SHORT EXERCISE:
Count every line where "TradingView" shows up, and give that number only.

• • • •

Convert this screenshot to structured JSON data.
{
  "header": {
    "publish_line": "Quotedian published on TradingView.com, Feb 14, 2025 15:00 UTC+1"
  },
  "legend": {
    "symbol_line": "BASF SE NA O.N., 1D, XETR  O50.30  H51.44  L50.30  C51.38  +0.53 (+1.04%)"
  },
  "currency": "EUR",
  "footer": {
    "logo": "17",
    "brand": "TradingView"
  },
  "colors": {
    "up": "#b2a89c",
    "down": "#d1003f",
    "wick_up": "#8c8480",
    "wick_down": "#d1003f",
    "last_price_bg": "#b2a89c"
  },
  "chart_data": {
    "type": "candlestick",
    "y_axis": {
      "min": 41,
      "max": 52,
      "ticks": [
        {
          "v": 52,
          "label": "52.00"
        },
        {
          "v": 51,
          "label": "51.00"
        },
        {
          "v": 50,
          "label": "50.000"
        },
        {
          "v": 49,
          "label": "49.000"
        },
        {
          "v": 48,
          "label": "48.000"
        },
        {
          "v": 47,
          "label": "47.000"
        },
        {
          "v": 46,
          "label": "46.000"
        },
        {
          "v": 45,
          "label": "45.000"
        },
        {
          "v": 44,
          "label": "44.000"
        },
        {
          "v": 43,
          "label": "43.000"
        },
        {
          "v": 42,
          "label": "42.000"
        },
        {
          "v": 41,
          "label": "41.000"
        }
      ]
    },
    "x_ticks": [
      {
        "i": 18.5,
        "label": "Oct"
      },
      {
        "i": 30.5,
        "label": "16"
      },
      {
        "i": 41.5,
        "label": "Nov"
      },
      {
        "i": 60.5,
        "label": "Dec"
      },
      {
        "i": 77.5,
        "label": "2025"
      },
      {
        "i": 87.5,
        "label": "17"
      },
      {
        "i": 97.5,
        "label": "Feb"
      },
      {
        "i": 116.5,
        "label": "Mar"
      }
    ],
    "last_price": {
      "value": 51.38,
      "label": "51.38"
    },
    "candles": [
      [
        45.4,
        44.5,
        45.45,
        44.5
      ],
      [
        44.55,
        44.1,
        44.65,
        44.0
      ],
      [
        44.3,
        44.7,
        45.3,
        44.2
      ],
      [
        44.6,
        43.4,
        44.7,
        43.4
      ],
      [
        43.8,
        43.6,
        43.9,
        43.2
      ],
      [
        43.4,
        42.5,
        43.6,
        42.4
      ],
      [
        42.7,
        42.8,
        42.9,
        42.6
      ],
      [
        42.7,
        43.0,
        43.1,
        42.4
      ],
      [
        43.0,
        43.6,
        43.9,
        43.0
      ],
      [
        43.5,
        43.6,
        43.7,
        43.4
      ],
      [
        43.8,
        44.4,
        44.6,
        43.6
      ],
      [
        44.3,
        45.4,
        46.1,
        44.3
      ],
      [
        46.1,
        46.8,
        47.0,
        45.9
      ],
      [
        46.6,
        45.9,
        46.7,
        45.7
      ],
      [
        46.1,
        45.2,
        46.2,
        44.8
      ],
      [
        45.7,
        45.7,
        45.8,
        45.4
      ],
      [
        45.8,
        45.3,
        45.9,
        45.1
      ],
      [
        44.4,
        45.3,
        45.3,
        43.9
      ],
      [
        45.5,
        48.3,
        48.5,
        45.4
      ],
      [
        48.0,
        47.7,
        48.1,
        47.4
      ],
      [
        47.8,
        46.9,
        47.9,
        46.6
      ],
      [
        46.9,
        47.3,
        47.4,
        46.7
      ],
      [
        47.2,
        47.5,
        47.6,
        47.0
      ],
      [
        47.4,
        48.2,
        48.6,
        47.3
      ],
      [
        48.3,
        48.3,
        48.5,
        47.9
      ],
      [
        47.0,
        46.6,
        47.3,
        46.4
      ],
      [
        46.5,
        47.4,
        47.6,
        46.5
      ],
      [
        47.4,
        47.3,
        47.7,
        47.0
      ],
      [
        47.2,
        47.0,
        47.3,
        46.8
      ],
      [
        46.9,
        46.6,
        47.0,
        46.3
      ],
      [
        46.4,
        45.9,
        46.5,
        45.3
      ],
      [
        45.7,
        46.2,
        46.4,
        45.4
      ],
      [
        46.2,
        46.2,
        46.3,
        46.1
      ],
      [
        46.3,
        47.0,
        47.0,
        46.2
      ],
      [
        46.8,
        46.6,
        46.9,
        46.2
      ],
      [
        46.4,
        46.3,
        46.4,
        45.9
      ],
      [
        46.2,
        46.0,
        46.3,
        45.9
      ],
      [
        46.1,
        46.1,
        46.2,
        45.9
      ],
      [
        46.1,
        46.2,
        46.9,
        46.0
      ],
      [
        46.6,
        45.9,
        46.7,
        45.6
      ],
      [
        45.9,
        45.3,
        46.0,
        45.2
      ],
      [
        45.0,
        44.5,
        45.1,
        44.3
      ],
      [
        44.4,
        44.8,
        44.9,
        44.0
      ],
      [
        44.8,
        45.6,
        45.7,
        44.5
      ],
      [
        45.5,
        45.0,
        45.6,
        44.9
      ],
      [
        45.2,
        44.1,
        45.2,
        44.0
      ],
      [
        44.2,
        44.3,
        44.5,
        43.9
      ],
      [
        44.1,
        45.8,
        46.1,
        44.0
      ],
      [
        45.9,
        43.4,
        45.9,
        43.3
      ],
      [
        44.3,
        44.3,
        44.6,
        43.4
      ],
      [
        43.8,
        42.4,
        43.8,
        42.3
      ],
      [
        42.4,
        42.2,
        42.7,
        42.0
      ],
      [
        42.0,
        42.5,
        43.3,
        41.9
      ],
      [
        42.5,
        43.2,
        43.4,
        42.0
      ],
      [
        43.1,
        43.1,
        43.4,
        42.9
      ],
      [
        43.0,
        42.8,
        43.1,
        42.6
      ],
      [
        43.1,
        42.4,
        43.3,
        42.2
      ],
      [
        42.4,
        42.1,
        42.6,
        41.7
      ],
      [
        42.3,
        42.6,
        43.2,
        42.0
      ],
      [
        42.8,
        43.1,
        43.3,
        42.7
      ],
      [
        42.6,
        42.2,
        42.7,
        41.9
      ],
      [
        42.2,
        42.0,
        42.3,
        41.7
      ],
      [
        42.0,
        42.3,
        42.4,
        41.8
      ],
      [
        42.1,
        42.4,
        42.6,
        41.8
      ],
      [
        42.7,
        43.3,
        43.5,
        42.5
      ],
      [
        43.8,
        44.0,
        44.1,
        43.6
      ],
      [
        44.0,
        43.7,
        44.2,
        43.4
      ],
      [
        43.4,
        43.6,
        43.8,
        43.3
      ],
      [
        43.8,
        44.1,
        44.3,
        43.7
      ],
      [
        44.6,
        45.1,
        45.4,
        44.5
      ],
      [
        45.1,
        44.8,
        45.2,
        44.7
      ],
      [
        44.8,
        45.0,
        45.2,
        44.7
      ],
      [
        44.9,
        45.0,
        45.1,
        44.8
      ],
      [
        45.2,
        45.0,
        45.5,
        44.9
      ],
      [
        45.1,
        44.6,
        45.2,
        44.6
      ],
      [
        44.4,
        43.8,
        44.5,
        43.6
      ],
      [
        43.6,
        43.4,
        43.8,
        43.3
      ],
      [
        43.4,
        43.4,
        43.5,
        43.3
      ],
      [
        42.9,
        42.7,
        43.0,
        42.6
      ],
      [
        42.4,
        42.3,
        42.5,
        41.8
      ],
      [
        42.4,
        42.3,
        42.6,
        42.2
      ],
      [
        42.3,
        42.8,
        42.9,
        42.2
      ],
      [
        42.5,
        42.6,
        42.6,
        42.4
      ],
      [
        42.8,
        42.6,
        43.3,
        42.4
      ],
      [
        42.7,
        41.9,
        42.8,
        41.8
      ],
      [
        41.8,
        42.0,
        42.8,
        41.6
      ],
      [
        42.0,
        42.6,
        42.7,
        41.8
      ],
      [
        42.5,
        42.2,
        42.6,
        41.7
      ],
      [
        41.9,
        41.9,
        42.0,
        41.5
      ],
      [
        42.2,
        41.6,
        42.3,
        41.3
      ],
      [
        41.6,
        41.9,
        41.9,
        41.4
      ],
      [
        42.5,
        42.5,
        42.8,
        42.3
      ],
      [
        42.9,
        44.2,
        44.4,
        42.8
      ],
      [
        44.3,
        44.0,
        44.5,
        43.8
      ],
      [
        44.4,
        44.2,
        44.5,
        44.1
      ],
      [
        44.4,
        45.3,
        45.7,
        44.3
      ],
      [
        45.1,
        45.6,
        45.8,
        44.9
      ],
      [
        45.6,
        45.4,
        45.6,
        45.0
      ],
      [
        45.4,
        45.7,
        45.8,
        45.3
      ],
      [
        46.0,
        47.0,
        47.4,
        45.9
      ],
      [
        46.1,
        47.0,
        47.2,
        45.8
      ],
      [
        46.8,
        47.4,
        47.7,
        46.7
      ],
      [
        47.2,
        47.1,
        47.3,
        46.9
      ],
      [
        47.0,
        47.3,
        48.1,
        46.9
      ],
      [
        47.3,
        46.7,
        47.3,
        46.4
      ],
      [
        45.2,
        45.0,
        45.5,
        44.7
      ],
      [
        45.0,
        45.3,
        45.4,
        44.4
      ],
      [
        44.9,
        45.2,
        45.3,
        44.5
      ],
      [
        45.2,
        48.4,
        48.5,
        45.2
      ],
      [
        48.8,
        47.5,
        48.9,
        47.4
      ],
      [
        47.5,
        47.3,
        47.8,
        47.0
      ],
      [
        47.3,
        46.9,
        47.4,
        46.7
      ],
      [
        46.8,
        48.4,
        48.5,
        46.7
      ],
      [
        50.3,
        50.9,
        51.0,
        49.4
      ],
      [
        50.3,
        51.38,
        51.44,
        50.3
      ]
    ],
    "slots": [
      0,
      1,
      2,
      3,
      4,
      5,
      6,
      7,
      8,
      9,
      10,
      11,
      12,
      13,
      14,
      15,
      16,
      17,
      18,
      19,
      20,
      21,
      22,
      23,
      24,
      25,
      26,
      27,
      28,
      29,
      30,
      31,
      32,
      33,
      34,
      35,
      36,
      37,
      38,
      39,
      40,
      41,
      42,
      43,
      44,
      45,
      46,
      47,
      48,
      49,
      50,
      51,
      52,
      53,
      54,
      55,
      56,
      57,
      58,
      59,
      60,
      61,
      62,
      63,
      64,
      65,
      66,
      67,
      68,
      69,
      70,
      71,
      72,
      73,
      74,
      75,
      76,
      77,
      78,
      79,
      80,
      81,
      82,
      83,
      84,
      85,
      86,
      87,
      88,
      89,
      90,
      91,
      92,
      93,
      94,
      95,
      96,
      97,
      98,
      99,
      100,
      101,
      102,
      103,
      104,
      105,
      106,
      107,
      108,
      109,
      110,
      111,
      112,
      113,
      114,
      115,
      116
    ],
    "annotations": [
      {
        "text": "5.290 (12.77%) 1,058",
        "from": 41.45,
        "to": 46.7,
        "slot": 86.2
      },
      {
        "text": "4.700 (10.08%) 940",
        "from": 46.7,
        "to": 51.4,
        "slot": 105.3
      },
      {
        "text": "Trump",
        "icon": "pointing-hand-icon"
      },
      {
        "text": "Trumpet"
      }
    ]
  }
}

• • • •

COMPLETED TASK:
2